* _Supplied entries_
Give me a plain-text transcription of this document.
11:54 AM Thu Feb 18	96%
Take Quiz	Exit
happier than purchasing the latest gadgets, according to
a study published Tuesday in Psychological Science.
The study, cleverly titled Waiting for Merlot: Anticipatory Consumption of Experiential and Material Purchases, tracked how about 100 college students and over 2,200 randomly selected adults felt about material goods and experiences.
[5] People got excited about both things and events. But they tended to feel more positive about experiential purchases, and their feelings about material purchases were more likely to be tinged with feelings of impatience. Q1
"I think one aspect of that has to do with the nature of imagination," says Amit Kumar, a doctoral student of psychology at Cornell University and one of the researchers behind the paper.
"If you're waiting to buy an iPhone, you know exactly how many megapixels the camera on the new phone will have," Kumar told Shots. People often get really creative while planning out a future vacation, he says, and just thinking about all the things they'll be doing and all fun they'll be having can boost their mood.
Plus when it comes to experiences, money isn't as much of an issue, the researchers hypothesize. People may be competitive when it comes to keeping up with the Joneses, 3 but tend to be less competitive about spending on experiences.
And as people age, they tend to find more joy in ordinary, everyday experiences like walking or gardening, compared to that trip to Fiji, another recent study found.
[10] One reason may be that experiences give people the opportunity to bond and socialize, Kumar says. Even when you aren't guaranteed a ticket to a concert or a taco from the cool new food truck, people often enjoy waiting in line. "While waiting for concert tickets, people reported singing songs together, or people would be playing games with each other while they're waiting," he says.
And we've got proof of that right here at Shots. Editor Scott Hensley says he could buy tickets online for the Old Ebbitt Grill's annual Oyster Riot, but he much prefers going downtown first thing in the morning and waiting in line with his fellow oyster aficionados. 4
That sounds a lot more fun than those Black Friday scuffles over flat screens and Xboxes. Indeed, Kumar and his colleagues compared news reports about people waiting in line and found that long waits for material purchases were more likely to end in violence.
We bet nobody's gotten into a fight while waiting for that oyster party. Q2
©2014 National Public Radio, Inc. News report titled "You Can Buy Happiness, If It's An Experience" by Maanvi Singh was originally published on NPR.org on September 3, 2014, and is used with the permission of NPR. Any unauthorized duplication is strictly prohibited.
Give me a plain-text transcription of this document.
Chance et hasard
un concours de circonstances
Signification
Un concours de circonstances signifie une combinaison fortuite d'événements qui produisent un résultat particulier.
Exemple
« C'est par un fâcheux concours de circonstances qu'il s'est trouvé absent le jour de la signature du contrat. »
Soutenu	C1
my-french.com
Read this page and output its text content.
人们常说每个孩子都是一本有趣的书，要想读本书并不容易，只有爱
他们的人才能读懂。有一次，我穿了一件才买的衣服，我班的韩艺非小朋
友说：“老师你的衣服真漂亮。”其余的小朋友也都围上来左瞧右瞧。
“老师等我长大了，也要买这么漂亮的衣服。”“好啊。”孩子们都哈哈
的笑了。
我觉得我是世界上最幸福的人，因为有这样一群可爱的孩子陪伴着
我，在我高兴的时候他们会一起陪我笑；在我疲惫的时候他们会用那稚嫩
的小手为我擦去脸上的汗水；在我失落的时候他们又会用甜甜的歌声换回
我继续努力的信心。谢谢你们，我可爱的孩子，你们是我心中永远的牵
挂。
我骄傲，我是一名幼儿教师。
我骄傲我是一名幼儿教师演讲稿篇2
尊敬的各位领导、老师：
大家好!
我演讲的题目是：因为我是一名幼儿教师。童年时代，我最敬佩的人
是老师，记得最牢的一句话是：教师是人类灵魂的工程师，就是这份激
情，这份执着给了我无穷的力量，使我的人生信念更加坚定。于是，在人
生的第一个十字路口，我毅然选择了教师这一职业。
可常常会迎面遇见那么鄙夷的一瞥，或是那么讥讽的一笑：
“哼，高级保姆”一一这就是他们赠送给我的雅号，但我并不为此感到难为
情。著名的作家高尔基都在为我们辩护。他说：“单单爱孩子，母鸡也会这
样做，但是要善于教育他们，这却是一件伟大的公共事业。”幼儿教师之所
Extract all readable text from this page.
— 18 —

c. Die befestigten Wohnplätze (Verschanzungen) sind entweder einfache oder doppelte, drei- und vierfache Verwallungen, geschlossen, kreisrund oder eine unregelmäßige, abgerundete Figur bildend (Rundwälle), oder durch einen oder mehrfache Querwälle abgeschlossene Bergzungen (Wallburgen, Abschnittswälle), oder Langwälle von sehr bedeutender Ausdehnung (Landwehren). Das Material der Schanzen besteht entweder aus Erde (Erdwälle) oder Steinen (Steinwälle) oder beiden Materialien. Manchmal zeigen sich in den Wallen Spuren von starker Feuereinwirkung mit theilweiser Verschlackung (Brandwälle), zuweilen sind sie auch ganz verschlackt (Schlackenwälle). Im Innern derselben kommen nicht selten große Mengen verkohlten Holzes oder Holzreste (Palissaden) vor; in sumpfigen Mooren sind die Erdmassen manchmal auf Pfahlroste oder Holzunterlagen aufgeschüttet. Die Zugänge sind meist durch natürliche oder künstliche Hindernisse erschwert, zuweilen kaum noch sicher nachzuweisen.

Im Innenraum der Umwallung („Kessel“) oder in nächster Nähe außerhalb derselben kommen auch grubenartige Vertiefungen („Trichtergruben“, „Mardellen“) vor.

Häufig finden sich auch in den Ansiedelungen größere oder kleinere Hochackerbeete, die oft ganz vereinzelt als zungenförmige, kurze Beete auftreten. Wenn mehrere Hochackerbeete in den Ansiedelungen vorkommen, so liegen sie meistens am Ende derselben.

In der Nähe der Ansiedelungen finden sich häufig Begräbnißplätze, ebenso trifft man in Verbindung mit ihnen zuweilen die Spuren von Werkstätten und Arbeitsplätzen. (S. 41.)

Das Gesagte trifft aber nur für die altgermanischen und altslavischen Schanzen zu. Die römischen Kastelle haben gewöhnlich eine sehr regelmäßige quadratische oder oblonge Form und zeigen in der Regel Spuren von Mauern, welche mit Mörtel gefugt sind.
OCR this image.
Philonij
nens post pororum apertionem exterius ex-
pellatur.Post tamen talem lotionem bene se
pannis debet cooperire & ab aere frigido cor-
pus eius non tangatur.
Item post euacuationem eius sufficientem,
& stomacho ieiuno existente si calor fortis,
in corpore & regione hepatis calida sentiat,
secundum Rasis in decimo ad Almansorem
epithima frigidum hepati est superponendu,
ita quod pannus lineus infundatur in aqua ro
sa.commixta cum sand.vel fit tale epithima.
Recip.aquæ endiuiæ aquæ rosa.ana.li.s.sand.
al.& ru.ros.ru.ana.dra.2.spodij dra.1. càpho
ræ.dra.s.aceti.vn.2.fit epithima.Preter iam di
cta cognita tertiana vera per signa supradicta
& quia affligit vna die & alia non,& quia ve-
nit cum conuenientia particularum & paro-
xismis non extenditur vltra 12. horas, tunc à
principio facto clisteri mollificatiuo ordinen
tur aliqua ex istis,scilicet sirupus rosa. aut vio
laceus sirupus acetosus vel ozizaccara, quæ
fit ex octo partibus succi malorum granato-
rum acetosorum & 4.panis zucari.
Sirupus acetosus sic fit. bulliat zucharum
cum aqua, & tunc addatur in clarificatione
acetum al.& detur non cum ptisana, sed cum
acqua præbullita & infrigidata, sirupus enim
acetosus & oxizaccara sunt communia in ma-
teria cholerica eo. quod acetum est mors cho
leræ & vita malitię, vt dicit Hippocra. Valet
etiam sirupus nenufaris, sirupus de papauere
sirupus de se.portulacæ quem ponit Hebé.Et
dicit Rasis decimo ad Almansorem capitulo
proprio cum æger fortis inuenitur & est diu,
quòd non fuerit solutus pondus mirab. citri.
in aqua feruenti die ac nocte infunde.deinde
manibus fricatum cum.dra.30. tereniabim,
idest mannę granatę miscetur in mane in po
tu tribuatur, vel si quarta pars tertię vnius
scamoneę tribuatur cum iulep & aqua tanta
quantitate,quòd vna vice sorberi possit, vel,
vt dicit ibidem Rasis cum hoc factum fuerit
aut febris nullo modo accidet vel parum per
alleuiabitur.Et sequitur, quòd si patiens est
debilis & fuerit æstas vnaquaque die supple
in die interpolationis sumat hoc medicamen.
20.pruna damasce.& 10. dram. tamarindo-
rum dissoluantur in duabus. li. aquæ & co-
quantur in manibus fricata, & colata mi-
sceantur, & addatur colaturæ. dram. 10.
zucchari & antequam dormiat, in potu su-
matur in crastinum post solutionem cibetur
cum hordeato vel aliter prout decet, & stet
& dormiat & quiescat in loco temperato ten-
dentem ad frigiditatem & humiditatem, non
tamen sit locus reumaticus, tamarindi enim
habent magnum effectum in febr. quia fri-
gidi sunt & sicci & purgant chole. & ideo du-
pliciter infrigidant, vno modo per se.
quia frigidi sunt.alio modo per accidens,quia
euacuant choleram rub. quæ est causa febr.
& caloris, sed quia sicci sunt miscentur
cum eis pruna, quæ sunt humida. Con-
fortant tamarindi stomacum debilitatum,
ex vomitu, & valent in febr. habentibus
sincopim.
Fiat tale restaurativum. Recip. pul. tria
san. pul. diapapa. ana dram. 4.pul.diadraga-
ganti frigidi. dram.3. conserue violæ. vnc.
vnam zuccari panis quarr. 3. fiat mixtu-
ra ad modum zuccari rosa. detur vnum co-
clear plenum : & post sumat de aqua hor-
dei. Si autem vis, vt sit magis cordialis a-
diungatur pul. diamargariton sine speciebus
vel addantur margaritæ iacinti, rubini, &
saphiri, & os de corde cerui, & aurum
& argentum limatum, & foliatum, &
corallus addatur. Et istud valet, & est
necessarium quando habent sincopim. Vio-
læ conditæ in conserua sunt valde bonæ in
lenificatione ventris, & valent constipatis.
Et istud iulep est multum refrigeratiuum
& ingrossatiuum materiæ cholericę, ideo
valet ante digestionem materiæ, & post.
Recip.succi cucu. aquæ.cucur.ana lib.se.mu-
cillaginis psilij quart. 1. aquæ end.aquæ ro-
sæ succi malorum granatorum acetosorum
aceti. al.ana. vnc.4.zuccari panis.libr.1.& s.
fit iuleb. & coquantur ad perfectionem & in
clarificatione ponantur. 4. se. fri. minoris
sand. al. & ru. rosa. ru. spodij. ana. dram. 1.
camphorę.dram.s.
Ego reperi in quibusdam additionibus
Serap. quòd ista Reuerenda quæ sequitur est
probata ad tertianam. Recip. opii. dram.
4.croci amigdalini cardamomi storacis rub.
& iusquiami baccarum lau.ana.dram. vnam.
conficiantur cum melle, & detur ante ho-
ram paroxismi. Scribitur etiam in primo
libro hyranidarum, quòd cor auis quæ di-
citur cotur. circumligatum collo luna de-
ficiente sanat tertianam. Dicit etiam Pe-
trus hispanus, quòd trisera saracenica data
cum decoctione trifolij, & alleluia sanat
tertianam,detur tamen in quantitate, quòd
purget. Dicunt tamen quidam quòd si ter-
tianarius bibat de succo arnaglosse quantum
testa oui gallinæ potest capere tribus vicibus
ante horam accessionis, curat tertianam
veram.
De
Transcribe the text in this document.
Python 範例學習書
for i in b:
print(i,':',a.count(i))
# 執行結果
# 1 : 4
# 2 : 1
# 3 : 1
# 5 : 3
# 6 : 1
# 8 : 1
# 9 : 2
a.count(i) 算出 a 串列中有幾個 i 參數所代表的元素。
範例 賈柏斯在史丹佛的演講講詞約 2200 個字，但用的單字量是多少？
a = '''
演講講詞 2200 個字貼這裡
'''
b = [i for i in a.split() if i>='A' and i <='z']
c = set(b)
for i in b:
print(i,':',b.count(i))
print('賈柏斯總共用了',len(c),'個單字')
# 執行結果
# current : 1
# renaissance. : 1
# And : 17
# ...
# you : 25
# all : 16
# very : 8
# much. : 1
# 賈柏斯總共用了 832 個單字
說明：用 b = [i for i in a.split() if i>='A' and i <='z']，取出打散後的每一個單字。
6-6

* _The request_
Report only the number of lines in the listing that contain the word "Shots".

* _Response for this exercise_
2